* WHAT TO DO *
Word for word, quote all of the material, omitting the pictures.

○ ○ ○

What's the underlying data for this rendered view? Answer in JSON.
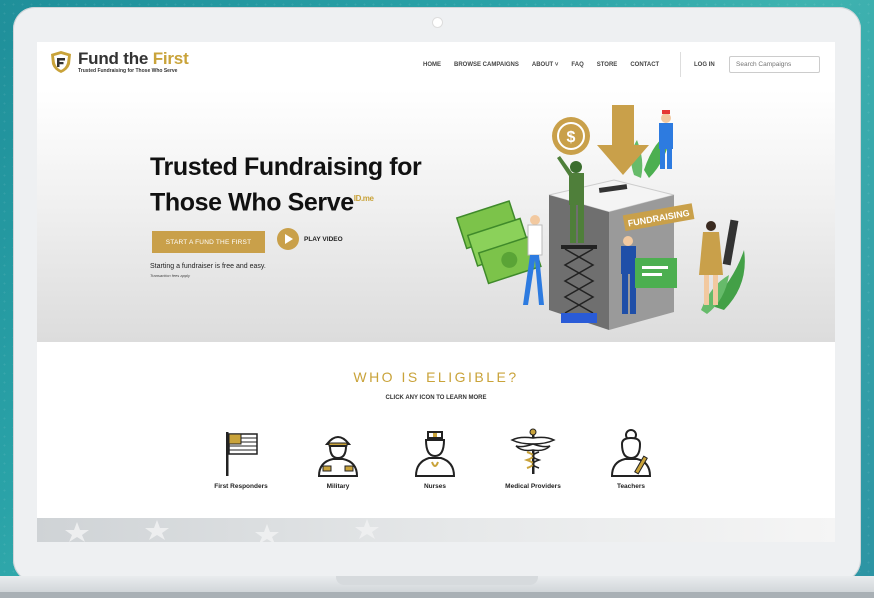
{
  "brand": {
    "name_part1": "Fund the ",
    "name_part2": "First",
    "tagline": "Trusted Fundraising for Those Who Serve"
  },
  "nav": {
    "items": [
      "HOME",
      "BROWSE CAMPAIGNS",
      "ABOUT ˅",
      "FAQ",
      "STORE",
      "CONTACT"
    ],
    "login": "LOG IN",
    "search_placeholder": "Search Campaigns"
  },
  "hero": {
    "title_line1": "Trusted Fundraising for",
    "title_line2": "Those Who Serve",
    "badge": "ID.me",
    "cta": "START A FUND THE FIRST",
    "play": "PLAY VIDEO",
    "subtext": "Starting a fundraiser is free and easy.",
    "fineprint": "Transaction fees apply",
    "box_label": "FUNDRAISING"
  },
  "eligibility": {
    "title": "WHO IS ELIGIBLE?",
    "subtitle": "CLICK ANY ICON TO LEARN MORE",
    "categories": [
      {
        "label": "First Responders",
        "icon": "flag-icon"
      },
      {
        "label": "Military",
        "icon": "soldier-icon"
      },
      {
        "label": "Nurses",
        "icon": "nurse-icon"
      },
      {
        "label": "Medical Providers",
        "icon": "caduceus-icon"
      },
      {
        "label": "Teachers",
        "icon": "teacher-icon"
      }
    ]
  },
  "colors": {
    "gold": "#c9a33a",
    "teal_bg": "#2aa3a8"
  }
}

○ ○ ○

* COMPLETE RESPONSE *
What's the underlying data for this rendered view? Answer in JSON.
{
  "brand": {
    "name_part1": "Fund the ",
    "name_part2": "First",
    "tagline": "Trusted Fundraising for Those Who Serve"
  },
  "nav": {
    "items": [
      "HOME",
      "BROWSE CAMPAIGNS",
      "ABOUT ˅",
      "FAQ",
      "STORE",
      "CONTACT"
    ],
    "login": "LOG IN",
    "search_placeholder": "Search Campaigns"
  },
  "hero": {
    "title_line1": "Trusted Fundraising for",
    "title_line2": "Those Who Serve",
    "badge": "ID.me",
    "cta": "START A FUND THE FIRST",
    "play": "PLAY VIDEO",
    "subtext": "Starting a fundraiser is free and easy.",
    "fineprint": "Transaction fees apply",
    "box_label": "FUNDRAISING"
  },
  "eligibility": {
    "title": "WHO IS ELIGIBLE?",
    "subtitle": "CLICK ANY ICON TO LEARN MORE",
    "categories": [
      {
        "label": "First Responders",
        "icon": "flag-icon"
      },
      {
        "label": "Military",
        "icon": "soldier-icon"
      },
      {
        "label": "Nurses",
        "icon": "nurse-icon"
      },
      {
        "label": "Medical Providers",
        "icon": "caduceus-icon"
      },
      {
        "label": "Teachers",
        "icon": "teacher-icon"
      }
    ]
  },
  "colors": {
    "gold": "#c9a33a",
    "teal_bg": "#2aa3a8"
  }
}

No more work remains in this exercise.